■ EXERCISE OBJECTIVE: Copy out each line of the data holding "name".

■ RECORDS SHOWN:
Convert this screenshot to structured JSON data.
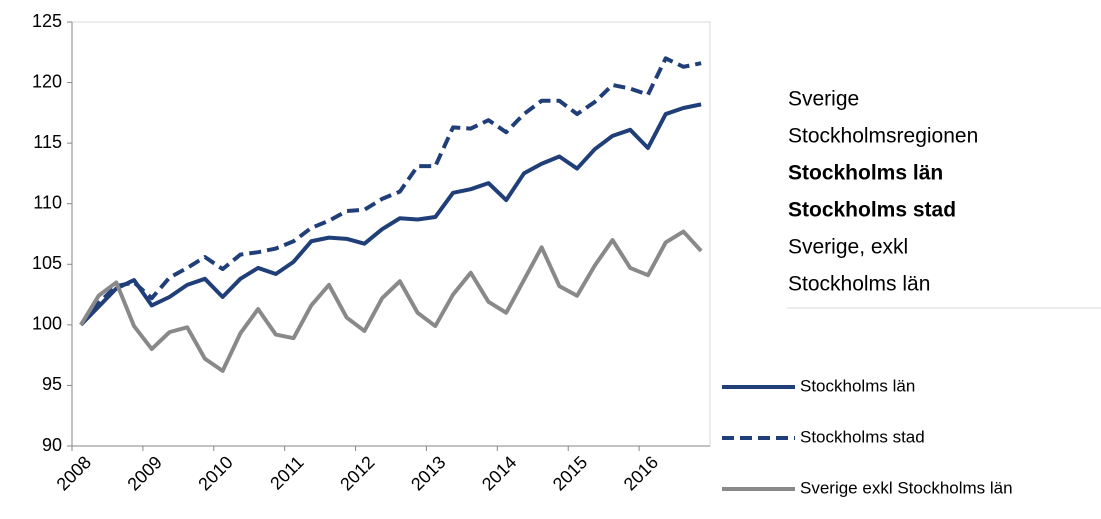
{
  "chart_data": {
    "type": "line",
    "categories": [
      "2008",
      null,
      null,
      null,
      "2009",
      null,
      null,
      null,
      "2010",
      null,
      null,
      null,
      "2011",
      null,
      null,
      null,
      "2012",
      null,
      null,
      null,
      "2013",
      null,
      null,
      null,
      "2014",
      null,
      null,
      null,
      "2015",
      null,
      null,
      null,
      "2016",
      null,
      null,
      null
    ],
    "series": [
      {
        "name": "Stockholms län",
        "color": "#203f79",
        "dash": false,
        "values": [
          100,
          101.5,
          103,
          103.7,
          101.6,
          102.3,
          103.3,
          103.8,
          102.3,
          103.8,
          104.7,
          104.2,
          105.2,
          106.9,
          107.2,
          107.1,
          106.7,
          107.9,
          108.8,
          108.7,
          108.9,
          110.9,
          111.2,
          111.7,
          110.3,
          112.5,
          113.3,
          113.9,
          112.9,
          114.5,
          115.6,
          116.1,
          114.6,
          117.4,
          117.9,
          118.2
        ]
      },
      {
        "name": "Stockholms stad",
        "color": "#203f79",
        "dash": true,
        "values": [
          100,
          101.8,
          103.2,
          103.5,
          102.2,
          103.9,
          104.7,
          105.6,
          104.6,
          105.8,
          106.0,
          106.3,
          106.9,
          108.0,
          108.6,
          109.4,
          109.5,
          110.4,
          111.0,
          113.1,
          113.1,
          116.3,
          116.2,
          116.9,
          115.9,
          117.4,
          118.5,
          118.5,
          117.4,
          118.4,
          119.8,
          119.5,
          119.0,
          122.0,
          121.3,
          121.6
        ]
      },
      {
        "name": "Sverige exkl Stockholms län",
        "color": "#898989",
        "dash": false,
        "values": [
          100,
          102.4,
          103.5,
          99.9,
          98.0,
          99.4,
          99.8,
          97.2,
          96.2,
          99.3,
          101.3,
          99.2,
          98.9,
          101.6,
          103.3,
          100.6,
          99.5,
          102.2,
          103.6,
          101.0,
          99.9,
          102.5,
          104.3,
          101.9,
          101.0,
          103.7,
          106.4,
          103.2,
          102.4,
          104.9,
          107.0,
          104.7,
          104.1,
          106.8,
          107.7,
          106.1
        ]
      }
    ],
    "ylim": [
      90,
      125
    ],
    "yticks": [
      90,
      95,
      100,
      105,
      110,
      115,
      120,
      125
    ],
    "side_labels": [
      {
        "text": "Sverige",
        "bold": false
      },
      {
        "text": "Stockholmsregionen",
        "bold": false
      },
      {
        "text": "Stockholms län",
        "bold": true
      },
      {
        "text": "Stockholms stad",
        "bold": true
      },
      {
        "text": "Sverige, exkl",
        "bold": false
      },
      {
        "text": "Stockholms län",
        "bold": false
      }
    ]
  }
}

■ FINAL RESULT:
        "name": "Stockholms län",
        "name": "Stockholms stad",
        "name": "Sverige exkl Stockholms län",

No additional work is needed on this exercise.